PROBLEM TO SOLVE: Find the lines holding the word "yellow" and collect them.

━━ DATA PROVIDED ━━

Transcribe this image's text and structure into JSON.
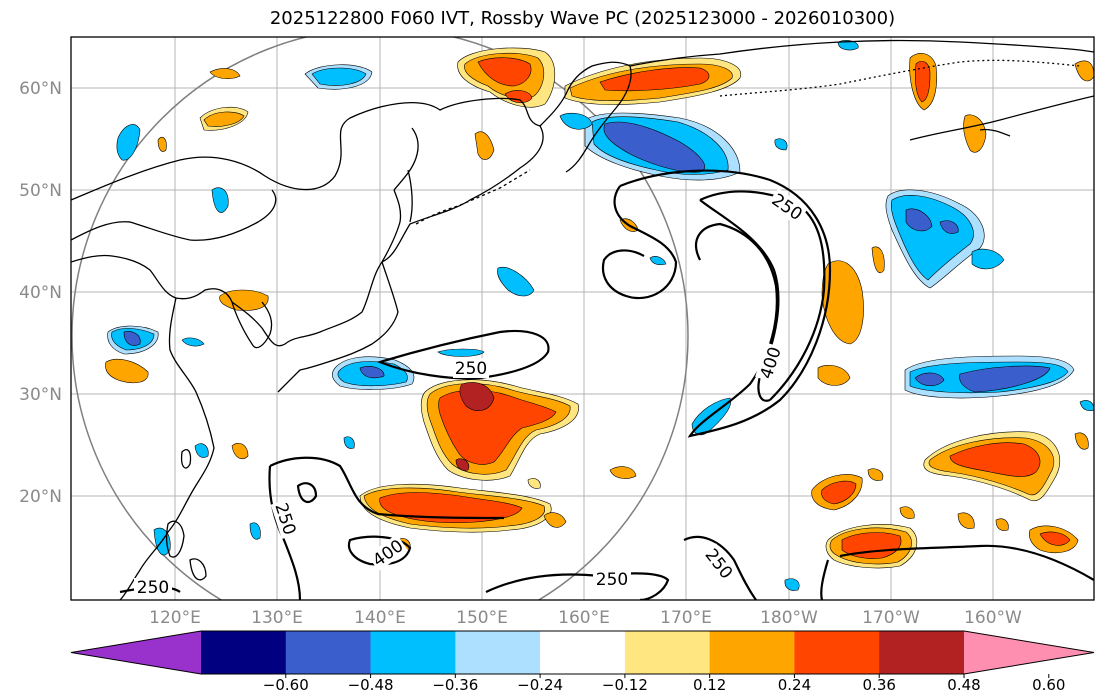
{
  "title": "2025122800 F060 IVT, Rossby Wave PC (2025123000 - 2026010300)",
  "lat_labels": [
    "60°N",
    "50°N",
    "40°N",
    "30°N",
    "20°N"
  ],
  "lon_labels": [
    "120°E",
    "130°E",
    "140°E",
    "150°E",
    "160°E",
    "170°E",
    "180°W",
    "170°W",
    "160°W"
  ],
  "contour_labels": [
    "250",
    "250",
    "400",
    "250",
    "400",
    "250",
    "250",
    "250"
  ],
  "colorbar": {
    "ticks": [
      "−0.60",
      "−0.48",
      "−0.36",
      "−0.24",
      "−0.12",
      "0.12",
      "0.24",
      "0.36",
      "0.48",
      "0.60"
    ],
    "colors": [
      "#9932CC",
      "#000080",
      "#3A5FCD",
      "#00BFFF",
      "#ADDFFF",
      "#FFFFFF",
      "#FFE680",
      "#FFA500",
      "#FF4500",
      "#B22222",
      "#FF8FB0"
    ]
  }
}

━━━
━━ DATA PROVIDED ━━

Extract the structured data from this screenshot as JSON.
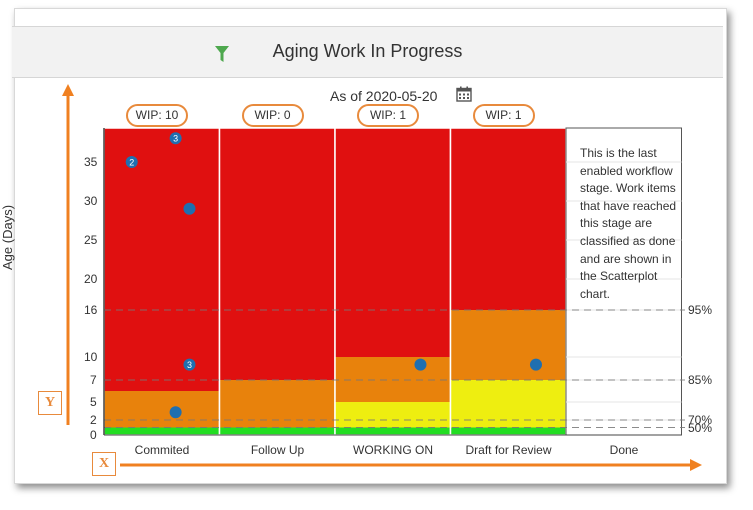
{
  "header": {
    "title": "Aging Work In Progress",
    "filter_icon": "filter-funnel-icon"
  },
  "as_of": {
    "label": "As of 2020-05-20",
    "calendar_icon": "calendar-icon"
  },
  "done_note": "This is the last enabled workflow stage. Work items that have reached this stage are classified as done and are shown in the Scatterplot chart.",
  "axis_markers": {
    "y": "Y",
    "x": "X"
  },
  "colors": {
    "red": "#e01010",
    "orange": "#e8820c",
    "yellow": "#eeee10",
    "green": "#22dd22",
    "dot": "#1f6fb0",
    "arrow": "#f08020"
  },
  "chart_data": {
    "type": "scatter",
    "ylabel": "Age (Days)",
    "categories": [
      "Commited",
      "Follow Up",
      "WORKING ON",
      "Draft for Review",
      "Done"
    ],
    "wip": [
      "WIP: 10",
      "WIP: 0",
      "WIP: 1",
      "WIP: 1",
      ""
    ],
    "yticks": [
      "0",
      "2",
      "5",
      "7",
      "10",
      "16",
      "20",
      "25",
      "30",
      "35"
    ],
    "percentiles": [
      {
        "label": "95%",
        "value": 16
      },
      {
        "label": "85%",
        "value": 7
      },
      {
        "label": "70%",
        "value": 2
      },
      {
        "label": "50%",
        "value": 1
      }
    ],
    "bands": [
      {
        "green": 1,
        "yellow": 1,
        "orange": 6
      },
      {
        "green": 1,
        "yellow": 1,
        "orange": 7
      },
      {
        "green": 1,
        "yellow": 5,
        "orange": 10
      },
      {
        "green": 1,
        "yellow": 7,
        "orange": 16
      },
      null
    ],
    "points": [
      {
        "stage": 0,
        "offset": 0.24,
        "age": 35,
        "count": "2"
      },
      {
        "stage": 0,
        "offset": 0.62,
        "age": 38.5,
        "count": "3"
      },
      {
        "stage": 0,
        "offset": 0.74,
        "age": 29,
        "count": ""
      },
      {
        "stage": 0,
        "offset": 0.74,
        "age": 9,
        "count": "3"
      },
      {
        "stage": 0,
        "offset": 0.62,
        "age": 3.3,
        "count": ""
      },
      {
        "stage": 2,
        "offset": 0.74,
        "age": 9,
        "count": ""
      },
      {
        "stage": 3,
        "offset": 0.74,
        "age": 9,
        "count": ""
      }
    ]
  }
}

━━━
━━ DATA PROVIDED ━━

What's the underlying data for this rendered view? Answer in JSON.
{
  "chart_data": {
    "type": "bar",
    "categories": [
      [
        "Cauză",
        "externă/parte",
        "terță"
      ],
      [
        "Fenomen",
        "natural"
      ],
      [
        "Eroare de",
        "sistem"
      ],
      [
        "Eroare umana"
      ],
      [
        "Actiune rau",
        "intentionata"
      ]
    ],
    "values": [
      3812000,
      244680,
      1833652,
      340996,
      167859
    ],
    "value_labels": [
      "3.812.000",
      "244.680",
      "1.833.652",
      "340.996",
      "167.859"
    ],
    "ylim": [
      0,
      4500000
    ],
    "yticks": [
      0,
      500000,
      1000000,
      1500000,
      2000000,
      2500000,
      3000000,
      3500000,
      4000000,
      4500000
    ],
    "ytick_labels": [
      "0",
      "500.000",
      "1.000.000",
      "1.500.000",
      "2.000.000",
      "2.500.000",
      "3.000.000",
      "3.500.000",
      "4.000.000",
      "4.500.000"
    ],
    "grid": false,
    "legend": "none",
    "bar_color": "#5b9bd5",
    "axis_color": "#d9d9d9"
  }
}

━━━

COMPLETE ANSWER:
    "yellow": "#eeee10",
        "yellow": 1,
        "yellow": 1,
        "yellow": 5,
        "yellow": 7,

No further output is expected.